▶ **OBJECTIVE**:
Everything in the data should be repeated exactly, save for the images.

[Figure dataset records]
__________________________________________________

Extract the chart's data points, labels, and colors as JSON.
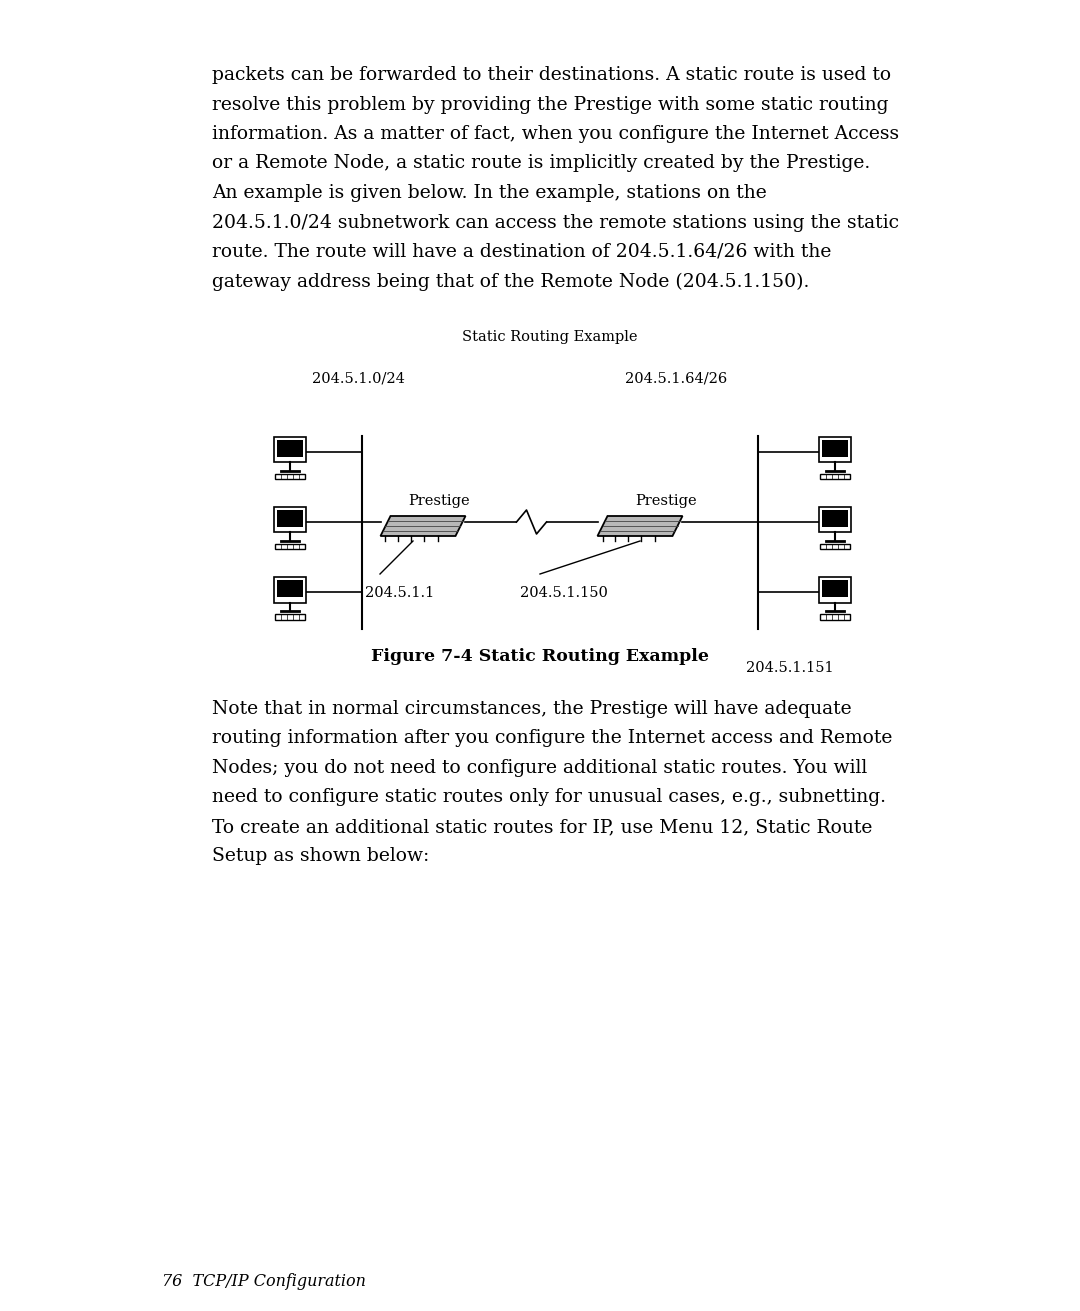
{
  "bg_color": "#ffffff",
  "page_width": 10.8,
  "page_height": 13.11,
  "top_paragraph": "packets can be forwarded to their destinations. A static route is used to\nresolve this problem by providing the Prestige with some static routing\ninformation. As a matter of fact, when you configure the Internet Access\nor a Remote Node, a static route is implicitly created by the Prestige.\nAn example is given below. In the example, stations on the\n204.5.1.0/24 subnetwork can access the remote stations using the static\nroute. The route will have a destination of 204.5.1.64/26 with the\ngateway address being that of the Remote Node (204.5.1.150).",
  "diagram_title": "Static Routing Example",
  "left_subnet": "204.5.1.0/24",
  "right_subnet": "204.5.1.64/26",
  "left_ip": "204.5.1.1",
  "right_ip": "204.5.1.150",
  "right_bottom_ip": "204.5.1.151",
  "left_label": "Prestige",
  "right_label": "Prestige",
  "figure_caption": "Figure 7-4 Static Routing Example",
  "bottom_paragraph": "Note that in normal circumstances, the Prestige will have adequate\nrouting information after you configure the Internet access and Remote\nNodes; you do not need to configure additional static routes. You will\nneed to configure static routes only for unusual cases, e.g., subnetting.\nTo create an additional static routes for IP, use Menu 12, Static Route\nSetup as shown below:",
  "footer_text": "76  TCP/IP Configuration",
  "text_color": "#000000",
  "body_fontsize": 13.5,
  "small_fontsize": 10.5,
  "caption_fontsize": 12.5,
  "footer_fontsize": 11.5
}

__________________________________________________

▶ **OUTPUT OF THE TASK**:
Extract the chart's data points, labels, and colors as JSON.
{
  "bg_color": "#ffffff",
  "page_width": 10.8,
  "page_height": 13.11,
  "top_paragraph": "packets can be forwarded to their destinations. A static route is used to\nresolve this problem by providing the Prestige with some static routing\ninformation. As a matter of fact, when you configure the Internet Access\nor a Remote Node, a static route is implicitly created by the Prestige.\nAn example is given below. In the example, stations on the\n204.5.1.0/24 subnetwork can access the remote stations using the static\nroute. The route will have a destination of 204.5.1.64/26 with the\ngateway address being that of the Remote Node (204.5.1.150).",
  "diagram_title": "Static Routing Example",
  "left_subnet": "204.5.1.0/24",
  "right_subnet": "204.5.1.64/26",
  "left_ip": "204.5.1.1",
  "right_ip": "204.5.1.150",
  "right_bottom_ip": "204.5.1.151",
  "left_label": "Prestige",
  "right_label": "Prestige",
  "figure_caption": "Figure 7-4 Static Routing Example",
  "bottom_paragraph": "Note that in normal circumstances, the Prestige will have adequate\nrouting information after you configure the Internet access and Remote\nNodes; you do not need to configure additional static routes. You will\nneed to configure static routes only for unusual cases, e.g., subnetting.\nTo create an additional static routes for IP, use Menu 12, Static Route\nSetup as shown below:",
  "footer_text": "76  TCP/IP Configuration",
  "text_color": "#000000",
  "body_fontsize": 13.5,
  "small_fontsize": 10.5,
  "caption_fontsize": 12.5,
  "footer_fontsize": 11.5
}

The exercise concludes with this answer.